▶ [TASK DIRECTIONS]: Determine the number of lines that have the string "中共十一届三中全会召开" in them, and give only that number.

▶ [DATA ENTRIES]:
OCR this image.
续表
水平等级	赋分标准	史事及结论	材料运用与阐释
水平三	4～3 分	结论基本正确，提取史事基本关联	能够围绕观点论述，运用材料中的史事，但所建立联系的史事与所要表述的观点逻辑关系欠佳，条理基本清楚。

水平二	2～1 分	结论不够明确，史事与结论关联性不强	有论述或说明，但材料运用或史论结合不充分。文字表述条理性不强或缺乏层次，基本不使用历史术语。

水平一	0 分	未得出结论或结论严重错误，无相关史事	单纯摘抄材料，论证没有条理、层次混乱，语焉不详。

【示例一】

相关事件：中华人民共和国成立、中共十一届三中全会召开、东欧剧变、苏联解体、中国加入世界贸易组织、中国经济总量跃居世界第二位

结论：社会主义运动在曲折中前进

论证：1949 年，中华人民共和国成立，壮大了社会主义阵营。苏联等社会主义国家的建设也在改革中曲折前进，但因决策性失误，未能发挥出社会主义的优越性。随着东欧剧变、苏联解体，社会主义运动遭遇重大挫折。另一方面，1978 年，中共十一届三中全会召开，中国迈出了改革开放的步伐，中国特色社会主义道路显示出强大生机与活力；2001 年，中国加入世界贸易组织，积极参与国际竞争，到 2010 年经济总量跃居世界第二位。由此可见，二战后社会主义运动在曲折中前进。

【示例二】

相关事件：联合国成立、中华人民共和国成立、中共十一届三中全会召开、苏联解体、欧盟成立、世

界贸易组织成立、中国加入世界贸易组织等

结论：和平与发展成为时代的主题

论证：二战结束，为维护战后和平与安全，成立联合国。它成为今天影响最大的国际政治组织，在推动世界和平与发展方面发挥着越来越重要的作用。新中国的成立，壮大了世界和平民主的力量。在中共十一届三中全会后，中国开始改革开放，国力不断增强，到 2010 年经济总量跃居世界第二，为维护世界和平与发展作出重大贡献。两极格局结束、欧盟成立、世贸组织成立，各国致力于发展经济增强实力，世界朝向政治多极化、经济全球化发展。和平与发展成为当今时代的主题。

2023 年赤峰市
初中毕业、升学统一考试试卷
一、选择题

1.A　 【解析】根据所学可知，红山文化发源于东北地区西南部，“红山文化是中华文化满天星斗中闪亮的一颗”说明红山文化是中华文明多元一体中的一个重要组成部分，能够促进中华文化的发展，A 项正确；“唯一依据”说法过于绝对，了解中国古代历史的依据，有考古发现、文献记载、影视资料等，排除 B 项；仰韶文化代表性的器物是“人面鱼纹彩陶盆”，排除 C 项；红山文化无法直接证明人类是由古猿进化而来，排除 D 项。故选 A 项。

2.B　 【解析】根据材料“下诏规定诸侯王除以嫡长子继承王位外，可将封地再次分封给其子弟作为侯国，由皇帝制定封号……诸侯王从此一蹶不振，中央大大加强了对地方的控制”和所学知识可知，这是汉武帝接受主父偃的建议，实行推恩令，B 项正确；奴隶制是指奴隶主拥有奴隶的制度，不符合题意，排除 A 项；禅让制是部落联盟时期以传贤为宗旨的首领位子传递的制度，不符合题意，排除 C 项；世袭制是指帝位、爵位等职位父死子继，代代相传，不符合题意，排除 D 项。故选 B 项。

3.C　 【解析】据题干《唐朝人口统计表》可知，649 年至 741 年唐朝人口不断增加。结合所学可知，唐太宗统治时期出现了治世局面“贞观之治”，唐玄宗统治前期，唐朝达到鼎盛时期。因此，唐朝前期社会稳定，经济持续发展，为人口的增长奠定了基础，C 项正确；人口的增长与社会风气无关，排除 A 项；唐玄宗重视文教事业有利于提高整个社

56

▶ [COMPLETED TASK]: 3